The records that follow are to be repeated exactly, with the pictures removed.

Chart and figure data
<<<<
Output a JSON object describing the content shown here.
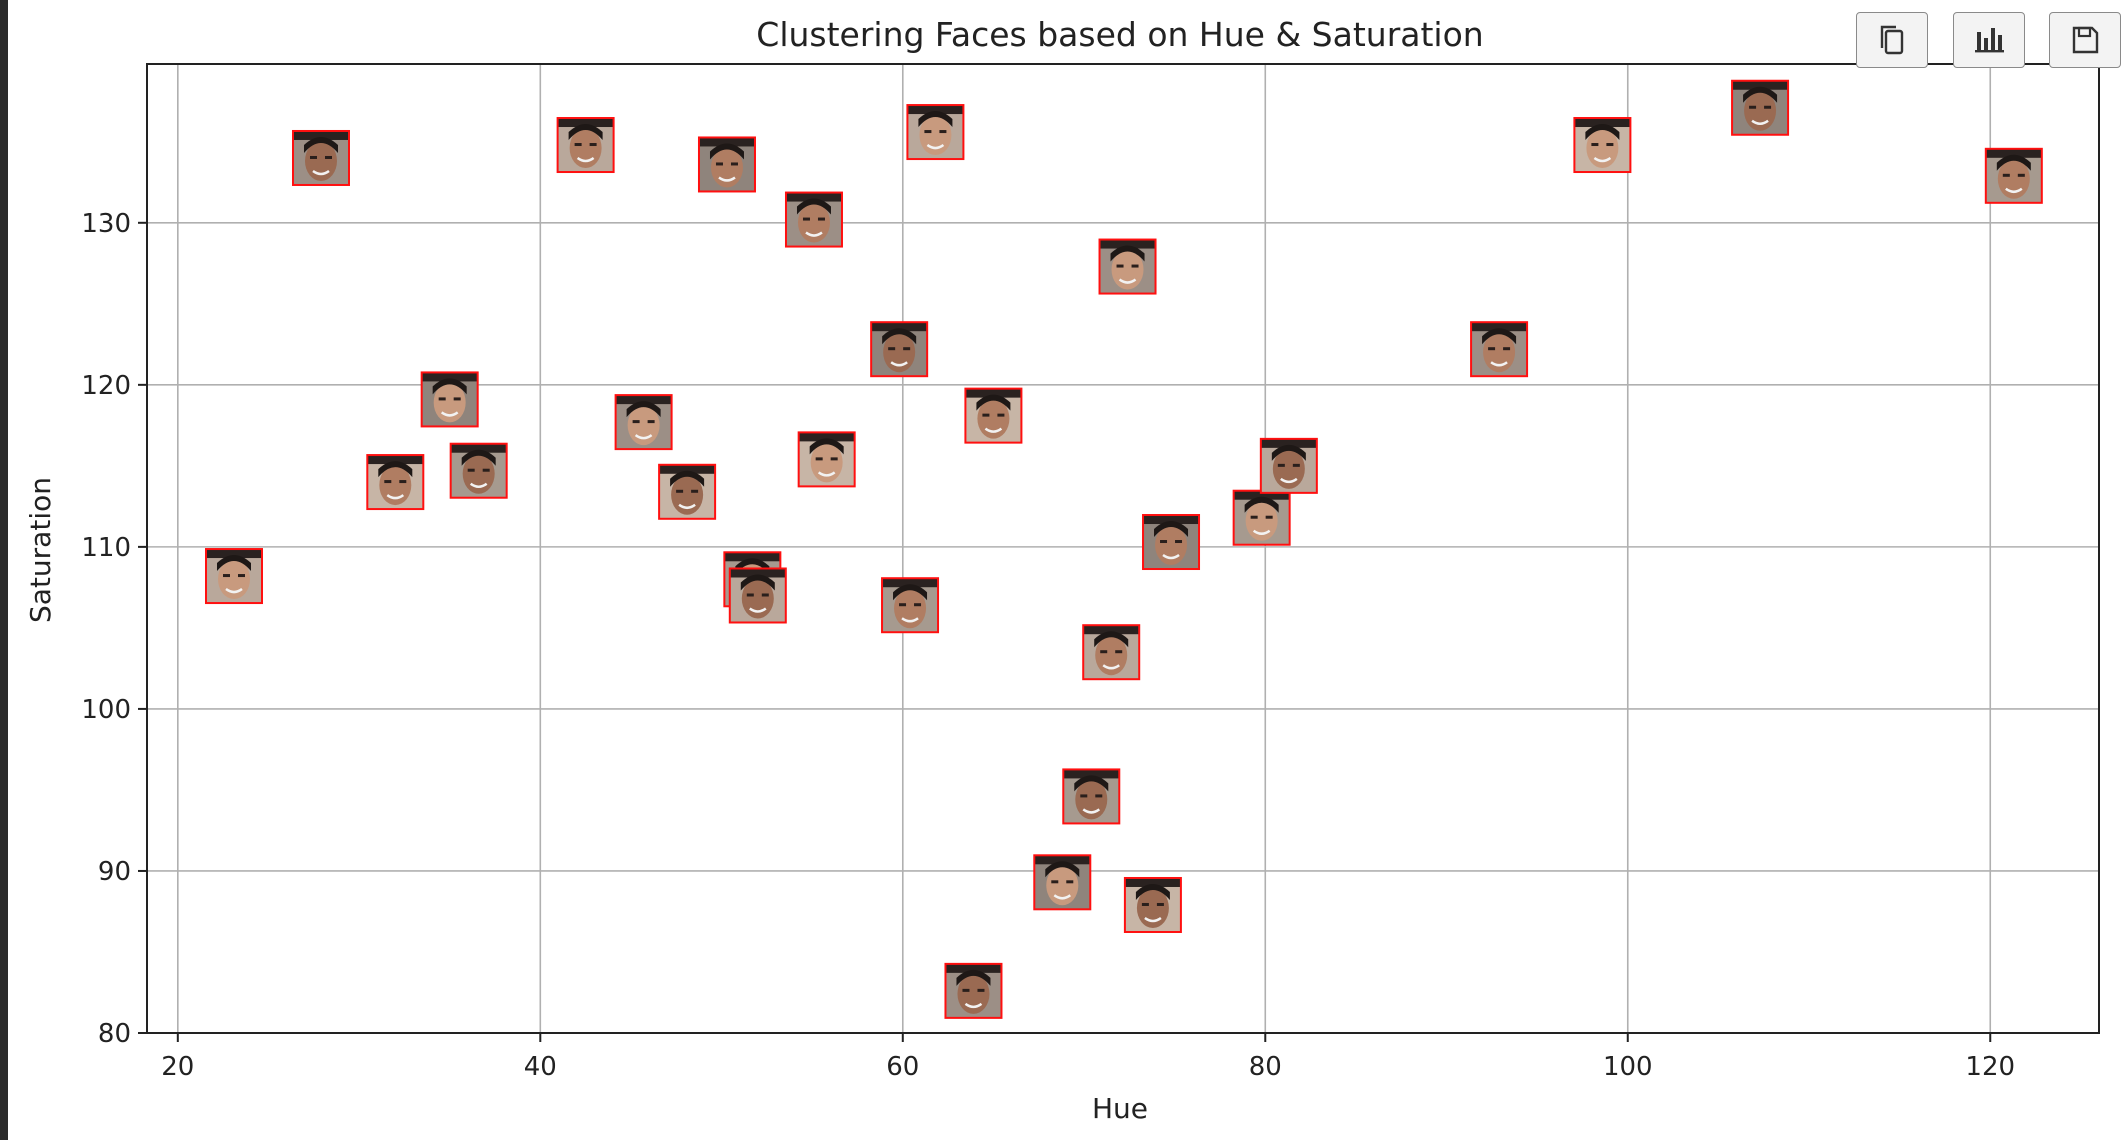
{
  "toolbar": {
    "buttons": [
      {
        "name": "copy",
        "icon": "copy-icon"
      },
      {
        "name": "chart",
        "icon": "bar-chart-icon"
      },
      {
        "name": "save",
        "icon": "save-icon"
      }
    ]
  },
  "chart_data": {
    "type": "scatter",
    "title": "Clustering Faces based on Hue & Saturation",
    "xlabel": "Hue",
    "ylabel": "Saturation",
    "xlim": [
      18.3,
      126.0
    ],
    "ylim": [
      80,
      139.8
    ],
    "xticks": [
      20,
      40,
      60,
      80,
      100,
      120
    ],
    "yticks": [
      80,
      90,
      100,
      110,
      120,
      130
    ],
    "grid": true,
    "marker": "face-thumbnail",
    "frame_color": "#ff1010",
    "points": [
      {
        "x": 23.1,
        "y": 108.2
      },
      {
        "x": 27.9,
        "y": 134.0
      },
      {
        "x": 32.0,
        "y": 114.0
      },
      {
        "x": 35.0,
        "y": 119.1
      },
      {
        "x": 36.6,
        "y": 114.7
      },
      {
        "x": 42.5,
        "y": 134.8
      },
      {
        "x": 45.7,
        "y": 117.7
      },
      {
        "x": 48.1,
        "y": 113.4
      },
      {
        "x": 50.3,
        "y": 133.6
      },
      {
        "x": 51.7,
        "y": 108.0
      },
      {
        "x": 52.0,
        "y": 107.0
      },
      {
        "x": 55.1,
        "y": 130.2
      },
      {
        "x": 55.8,
        "y": 115.4
      },
      {
        "x": 59.8,
        "y": 122.2
      },
      {
        "x": 60.4,
        "y": 106.4
      },
      {
        "x": 61.8,
        "y": 135.6
      },
      {
        "x": 63.9,
        "y": 82.6
      },
      {
        "x": 65.0,
        "y": 118.1
      },
      {
        "x": 68.8,
        "y": 89.3
      },
      {
        "x": 70.4,
        "y": 94.6
      },
      {
        "x": 71.5,
        "y": 103.5
      },
      {
        "x": 72.4,
        "y": 127.3
      },
      {
        "x": 73.8,
        "y": 87.9
      },
      {
        "x": 74.8,
        "y": 110.3
      },
      {
        "x": 79.8,
        "y": 111.8
      },
      {
        "x": 81.3,
        "y": 115.0
      },
      {
        "x": 92.9,
        "y": 122.2
      },
      {
        "x": 98.6,
        "y": 134.8
      },
      {
        "x": 107.3,
        "y": 137.1
      },
      {
        "x": 121.3,
        "y": 132.9
      }
    ]
  }
}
>>>>
Solution to the problem →
Output a JSON object describing the content shown here.
{
  "toolbar": {
    "buttons": [
      {
        "name": "copy",
        "icon": "copy-icon"
      },
      {
        "name": "chart",
        "icon": "bar-chart-icon"
      },
      {
        "name": "save",
        "icon": "save-icon"
      }
    ]
  },
  "chart_data": {
    "type": "scatter",
    "title": "Clustering Faces based on Hue & Saturation",
    "xlabel": "Hue",
    "ylabel": "Saturation",
    "xlim": [
      18.3,
      126.0
    ],
    "ylim": [
      80,
      139.8
    ],
    "xticks": [
      20,
      40,
      60,
      80,
      100,
      120
    ],
    "yticks": [
      80,
      90,
      100,
      110,
      120,
      130
    ],
    "grid": true,
    "marker": "face-thumbnail",
    "frame_color": "#ff1010",
    "points": [
      {
        "x": 23.1,
        "y": 108.2
      },
      {
        "x": 27.9,
        "y": 134.0
      },
      {
        "x": 32.0,
        "y": 114.0
      },
      {
        "x": 35.0,
        "y": 119.1
      },
      {
        "x": 36.6,
        "y": 114.7
      },
      {
        "x": 42.5,
        "y": 134.8
      },
      {
        "x": 45.7,
        "y": 117.7
      },
      {
        "x": 48.1,
        "y": 113.4
      },
      {
        "x": 50.3,
        "y": 133.6
      },
      {
        "x": 51.7,
        "y": 108.0
      },
      {
        "x": 52.0,
        "y": 107.0
      },
      {
        "x": 55.1,
        "y": 130.2
      },
      {
        "x": 55.8,
        "y": 115.4
      },
      {
        "x": 59.8,
        "y": 122.2
      },
      {
        "x": 60.4,
        "y": 106.4
      },
      {
        "x": 61.8,
        "y": 135.6
      },
      {
        "x": 63.9,
        "y": 82.6
      },
      {
        "x": 65.0,
        "y": 118.1
      },
      {
        "x": 68.8,
        "y": 89.3
      },
      {
        "x": 70.4,
        "y": 94.6
      },
      {
        "x": 71.5,
        "y": 103.5
      },
      {
        "x": 72.4,
        "y": 127.3
      },
      {
        "x": 73.8,
        "y": 87.9
      },
      {
        "x": 74.8,
        "y": 110.3
      },
      {
        "x": 79.8,
        "y": 111.8
      },
      {
        "x": 81.3,
        "y": 115.0
      },
      {
        "x": 92.9,
        "y": 122.2
      },
      {
        "x": 98.6,
        "y": 134.8
      },
      {
        "x": 107.3,
        "y": 137.1
      },
      {
        "x": 121.3,
        "y": 132.9
      }
    ]
  }
}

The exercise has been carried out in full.